━━ STORED DATA

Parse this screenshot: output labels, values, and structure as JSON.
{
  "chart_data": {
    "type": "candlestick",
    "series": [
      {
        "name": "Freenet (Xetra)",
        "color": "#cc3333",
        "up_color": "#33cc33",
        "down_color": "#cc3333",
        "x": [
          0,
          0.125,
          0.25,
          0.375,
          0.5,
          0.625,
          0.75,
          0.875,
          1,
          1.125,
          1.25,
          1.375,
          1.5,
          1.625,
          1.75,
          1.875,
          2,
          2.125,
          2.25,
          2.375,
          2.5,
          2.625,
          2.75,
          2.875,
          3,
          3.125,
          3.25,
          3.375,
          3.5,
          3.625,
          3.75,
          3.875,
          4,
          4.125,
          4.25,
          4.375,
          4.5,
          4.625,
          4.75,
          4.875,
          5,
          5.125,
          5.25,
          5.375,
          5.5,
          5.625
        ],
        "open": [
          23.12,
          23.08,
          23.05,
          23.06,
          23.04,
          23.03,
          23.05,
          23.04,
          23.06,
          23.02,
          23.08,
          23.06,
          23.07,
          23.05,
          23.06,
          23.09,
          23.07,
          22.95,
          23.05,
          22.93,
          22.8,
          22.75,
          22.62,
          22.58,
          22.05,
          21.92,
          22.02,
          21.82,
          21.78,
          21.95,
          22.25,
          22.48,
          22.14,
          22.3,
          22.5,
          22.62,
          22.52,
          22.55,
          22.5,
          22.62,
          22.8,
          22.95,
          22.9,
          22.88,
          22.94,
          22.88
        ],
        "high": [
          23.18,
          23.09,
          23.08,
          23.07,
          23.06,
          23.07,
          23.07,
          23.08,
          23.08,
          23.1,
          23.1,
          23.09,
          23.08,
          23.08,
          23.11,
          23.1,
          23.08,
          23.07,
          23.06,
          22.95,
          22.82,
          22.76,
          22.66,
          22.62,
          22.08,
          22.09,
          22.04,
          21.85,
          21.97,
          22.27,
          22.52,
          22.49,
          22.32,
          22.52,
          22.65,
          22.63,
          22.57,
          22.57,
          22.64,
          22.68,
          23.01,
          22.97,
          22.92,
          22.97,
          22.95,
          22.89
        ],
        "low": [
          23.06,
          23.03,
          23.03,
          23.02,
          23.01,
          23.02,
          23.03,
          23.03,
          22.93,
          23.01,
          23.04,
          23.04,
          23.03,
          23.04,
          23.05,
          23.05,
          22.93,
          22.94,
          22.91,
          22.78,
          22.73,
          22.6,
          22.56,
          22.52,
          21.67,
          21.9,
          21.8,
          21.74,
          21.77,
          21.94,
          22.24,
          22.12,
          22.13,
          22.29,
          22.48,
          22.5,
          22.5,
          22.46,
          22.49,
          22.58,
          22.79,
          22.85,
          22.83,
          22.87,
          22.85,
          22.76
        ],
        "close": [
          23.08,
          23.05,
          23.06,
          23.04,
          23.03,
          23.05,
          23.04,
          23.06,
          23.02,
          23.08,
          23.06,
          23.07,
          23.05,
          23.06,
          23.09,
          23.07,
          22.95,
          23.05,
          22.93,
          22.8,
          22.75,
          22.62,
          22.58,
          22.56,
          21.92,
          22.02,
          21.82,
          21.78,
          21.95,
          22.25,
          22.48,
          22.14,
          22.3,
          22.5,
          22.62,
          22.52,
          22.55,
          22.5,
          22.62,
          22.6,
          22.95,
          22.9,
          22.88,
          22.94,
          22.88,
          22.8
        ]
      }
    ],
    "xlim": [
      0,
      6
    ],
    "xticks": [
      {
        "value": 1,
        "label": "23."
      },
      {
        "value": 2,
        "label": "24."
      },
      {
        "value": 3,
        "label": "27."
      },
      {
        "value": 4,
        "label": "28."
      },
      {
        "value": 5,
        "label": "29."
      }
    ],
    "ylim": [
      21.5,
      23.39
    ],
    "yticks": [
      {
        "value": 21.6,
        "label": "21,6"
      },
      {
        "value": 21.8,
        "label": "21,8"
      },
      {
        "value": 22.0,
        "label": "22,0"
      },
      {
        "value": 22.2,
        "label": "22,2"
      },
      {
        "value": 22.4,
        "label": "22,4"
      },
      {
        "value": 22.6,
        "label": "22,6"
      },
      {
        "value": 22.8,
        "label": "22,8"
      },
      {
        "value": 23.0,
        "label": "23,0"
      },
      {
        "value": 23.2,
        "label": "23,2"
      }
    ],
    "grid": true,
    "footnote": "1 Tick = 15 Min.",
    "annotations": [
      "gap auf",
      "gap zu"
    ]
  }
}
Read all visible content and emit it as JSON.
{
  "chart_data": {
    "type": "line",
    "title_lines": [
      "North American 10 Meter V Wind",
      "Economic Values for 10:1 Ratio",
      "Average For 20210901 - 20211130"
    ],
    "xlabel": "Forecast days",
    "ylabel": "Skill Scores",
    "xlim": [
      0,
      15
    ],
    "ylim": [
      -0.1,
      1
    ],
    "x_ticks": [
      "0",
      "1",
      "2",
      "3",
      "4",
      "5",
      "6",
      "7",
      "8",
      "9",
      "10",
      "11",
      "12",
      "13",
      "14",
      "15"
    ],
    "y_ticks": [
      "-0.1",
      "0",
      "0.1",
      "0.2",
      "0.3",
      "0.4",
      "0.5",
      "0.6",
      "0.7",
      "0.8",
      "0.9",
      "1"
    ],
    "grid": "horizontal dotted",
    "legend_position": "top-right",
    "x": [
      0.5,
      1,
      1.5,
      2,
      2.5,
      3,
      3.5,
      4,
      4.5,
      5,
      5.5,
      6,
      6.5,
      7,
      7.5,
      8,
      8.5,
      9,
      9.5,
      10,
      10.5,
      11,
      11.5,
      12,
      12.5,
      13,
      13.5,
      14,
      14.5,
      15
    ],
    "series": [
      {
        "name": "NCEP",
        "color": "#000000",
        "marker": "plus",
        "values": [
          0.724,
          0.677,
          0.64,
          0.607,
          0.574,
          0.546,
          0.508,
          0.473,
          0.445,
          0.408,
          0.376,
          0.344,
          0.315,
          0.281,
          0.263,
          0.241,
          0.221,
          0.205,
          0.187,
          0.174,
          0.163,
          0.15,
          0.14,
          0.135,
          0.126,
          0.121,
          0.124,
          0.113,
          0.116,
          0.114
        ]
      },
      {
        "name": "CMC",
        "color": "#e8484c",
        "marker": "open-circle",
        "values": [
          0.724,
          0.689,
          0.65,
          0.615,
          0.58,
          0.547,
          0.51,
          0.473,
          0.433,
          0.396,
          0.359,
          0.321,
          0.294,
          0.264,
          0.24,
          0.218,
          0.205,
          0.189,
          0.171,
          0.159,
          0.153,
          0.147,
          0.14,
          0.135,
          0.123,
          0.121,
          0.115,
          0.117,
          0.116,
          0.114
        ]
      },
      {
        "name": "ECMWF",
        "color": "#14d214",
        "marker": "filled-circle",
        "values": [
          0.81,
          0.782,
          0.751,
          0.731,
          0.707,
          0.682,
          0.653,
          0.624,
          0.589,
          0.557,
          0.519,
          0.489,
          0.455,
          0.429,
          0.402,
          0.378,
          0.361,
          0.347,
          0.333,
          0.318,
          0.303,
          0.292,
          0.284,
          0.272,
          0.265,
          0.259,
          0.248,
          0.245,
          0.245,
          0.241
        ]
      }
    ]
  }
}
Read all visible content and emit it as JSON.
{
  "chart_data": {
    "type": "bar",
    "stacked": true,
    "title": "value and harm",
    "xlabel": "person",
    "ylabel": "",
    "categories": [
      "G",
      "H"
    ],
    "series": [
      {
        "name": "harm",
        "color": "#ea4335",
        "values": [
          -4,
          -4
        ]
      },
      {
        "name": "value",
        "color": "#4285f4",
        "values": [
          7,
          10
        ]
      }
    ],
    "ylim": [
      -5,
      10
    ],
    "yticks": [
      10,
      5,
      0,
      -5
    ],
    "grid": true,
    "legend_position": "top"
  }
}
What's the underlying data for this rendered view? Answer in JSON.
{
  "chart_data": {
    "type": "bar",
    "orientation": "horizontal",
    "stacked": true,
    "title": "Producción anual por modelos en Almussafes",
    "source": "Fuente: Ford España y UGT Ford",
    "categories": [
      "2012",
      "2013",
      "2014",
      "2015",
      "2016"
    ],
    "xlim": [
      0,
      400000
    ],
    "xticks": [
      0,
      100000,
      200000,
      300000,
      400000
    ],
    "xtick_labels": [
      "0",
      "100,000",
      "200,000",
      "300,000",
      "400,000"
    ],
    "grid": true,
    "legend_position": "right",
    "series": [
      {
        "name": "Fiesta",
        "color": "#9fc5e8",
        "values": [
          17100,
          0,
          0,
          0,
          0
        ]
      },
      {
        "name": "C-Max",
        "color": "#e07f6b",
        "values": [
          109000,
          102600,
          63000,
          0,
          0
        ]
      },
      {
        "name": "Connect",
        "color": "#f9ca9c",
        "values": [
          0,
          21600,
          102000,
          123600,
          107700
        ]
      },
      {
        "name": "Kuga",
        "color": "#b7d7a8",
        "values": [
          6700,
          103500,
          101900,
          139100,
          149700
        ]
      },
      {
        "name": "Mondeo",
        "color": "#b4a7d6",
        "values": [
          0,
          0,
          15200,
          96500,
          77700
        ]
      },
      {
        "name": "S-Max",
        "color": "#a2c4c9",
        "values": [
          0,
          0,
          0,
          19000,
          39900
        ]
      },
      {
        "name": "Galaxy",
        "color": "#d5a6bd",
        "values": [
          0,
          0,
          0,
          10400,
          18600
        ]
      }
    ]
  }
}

━━━━

AIM OF THE EXERCISE — Only lines that contain the word "xlabel" are wanted; copy each of them.

ANSWER TO THE PROBLEM —
    "xlabel": "Forecast days",
    "xlabel": "person",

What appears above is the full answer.